What to produce:
Select, from the material below, each line with "himself" in it.

-- Begin Provided material --

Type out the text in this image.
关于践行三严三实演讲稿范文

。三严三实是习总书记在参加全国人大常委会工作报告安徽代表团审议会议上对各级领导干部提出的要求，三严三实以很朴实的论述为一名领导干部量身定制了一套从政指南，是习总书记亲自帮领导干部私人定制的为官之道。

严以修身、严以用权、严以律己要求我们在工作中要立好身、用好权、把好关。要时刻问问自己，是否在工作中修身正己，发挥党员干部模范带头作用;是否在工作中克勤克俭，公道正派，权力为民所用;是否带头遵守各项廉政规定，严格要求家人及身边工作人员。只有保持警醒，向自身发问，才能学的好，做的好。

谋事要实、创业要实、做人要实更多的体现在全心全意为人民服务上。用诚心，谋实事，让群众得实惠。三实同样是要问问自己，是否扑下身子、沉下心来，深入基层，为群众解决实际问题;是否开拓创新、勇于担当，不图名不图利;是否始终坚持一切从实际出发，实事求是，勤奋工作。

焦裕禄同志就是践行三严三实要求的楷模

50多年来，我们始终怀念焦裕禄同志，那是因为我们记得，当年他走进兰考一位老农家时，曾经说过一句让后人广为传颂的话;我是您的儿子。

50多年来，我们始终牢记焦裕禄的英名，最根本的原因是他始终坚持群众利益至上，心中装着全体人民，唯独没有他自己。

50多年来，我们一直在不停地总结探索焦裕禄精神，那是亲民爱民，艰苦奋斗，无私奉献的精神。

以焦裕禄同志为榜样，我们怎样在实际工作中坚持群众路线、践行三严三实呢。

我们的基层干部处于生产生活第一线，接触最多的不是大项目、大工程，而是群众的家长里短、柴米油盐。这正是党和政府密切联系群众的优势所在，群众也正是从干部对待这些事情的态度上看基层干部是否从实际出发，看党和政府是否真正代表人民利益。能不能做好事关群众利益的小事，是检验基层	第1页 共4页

-- End Provided material --
-- Begin Provided material --

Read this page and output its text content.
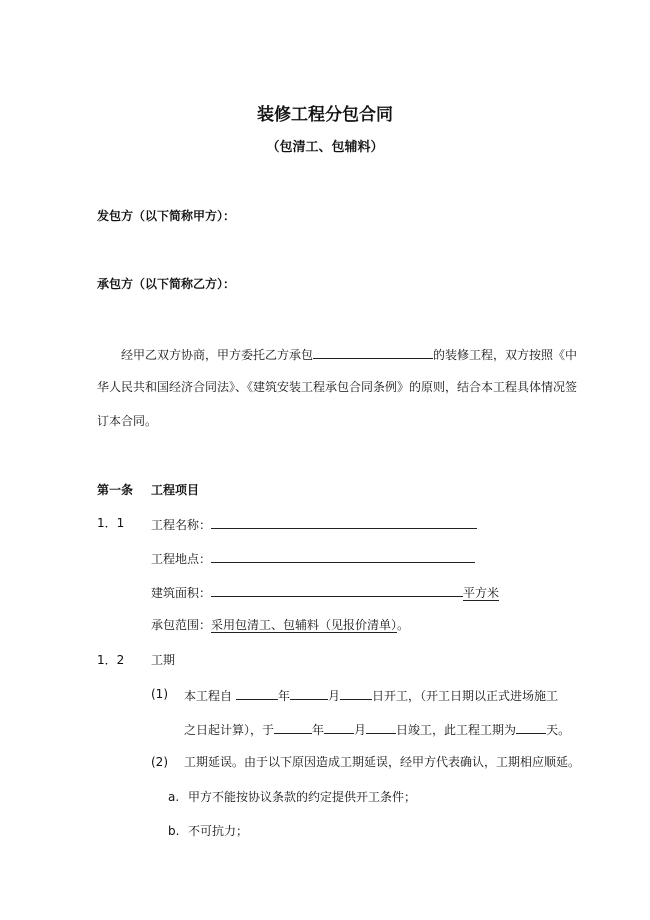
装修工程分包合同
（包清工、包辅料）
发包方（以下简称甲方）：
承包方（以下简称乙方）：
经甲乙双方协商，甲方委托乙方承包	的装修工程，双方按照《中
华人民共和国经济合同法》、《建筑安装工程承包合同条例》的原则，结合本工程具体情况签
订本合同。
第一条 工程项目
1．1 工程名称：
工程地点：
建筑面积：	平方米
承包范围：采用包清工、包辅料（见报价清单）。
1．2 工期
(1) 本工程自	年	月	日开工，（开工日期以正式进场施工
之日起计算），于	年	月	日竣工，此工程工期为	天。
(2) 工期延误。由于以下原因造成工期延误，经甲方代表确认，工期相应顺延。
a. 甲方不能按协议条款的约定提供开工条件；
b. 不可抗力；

-- End Provided material --
-- Begin Provided material --

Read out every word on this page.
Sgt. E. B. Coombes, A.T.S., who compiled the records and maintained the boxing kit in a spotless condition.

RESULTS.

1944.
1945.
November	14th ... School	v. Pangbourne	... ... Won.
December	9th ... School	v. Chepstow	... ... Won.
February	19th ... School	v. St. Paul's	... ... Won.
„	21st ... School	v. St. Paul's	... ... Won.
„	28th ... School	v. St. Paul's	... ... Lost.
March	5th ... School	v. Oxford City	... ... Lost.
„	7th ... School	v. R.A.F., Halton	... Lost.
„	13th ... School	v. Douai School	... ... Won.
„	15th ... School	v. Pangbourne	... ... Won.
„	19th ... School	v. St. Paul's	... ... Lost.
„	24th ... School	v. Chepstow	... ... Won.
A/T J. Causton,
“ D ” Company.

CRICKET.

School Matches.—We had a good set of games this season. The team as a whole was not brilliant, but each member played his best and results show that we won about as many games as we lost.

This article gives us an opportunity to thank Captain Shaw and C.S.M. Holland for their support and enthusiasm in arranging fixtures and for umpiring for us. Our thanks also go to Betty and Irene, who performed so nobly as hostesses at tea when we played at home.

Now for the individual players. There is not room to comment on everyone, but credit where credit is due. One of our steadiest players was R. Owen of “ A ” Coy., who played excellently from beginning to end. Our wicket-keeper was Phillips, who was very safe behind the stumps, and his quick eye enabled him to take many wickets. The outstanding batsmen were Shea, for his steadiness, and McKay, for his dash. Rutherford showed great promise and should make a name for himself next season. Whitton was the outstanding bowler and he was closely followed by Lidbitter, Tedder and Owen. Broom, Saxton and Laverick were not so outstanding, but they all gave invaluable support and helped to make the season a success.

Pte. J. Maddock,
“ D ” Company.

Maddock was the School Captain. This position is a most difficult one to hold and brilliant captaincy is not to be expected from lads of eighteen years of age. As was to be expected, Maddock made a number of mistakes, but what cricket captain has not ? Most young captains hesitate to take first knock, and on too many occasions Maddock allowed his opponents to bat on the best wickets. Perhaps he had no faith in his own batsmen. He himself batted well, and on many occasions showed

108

-- End Provided material --

Output for this exercise:
Now for the individual players. There is not room to comment on everyone, but credit where credit is due. One of our steadiest players was R. Owen of “ A ” Coy., who played excellently from beginning to end. Our wicket-keeper was Phillips, who was very safe behind the stumps, and his quick eye enabled him to take many wickets. The outstanding batsmen were Shea, for his steadiness, and McKay, for his dash. Rutherford showed great promise and should make a name for himself next season. Whitton was the outstanding bowler and he was closely followed by Lidbitter, Tedder and Owen. Broom, Saxton and Laverick were not so outstanding, but they all gave invaluable support and helped to make the season a success.
Maddock was the School Captain. This position is a most difficult one to hold and brilliant captaincy is not to be expected from lads of eighteen years of age. As was to be expected, Maddock made a number of mistakes, but what cricket captain has not ? Most young captains hesitate to take first knock, and on too many occasions Maddock allowed his opponents to bat on the best wickets. Perhaps he had no faith in his own batsmen. He himself batted well, and on many occasions showed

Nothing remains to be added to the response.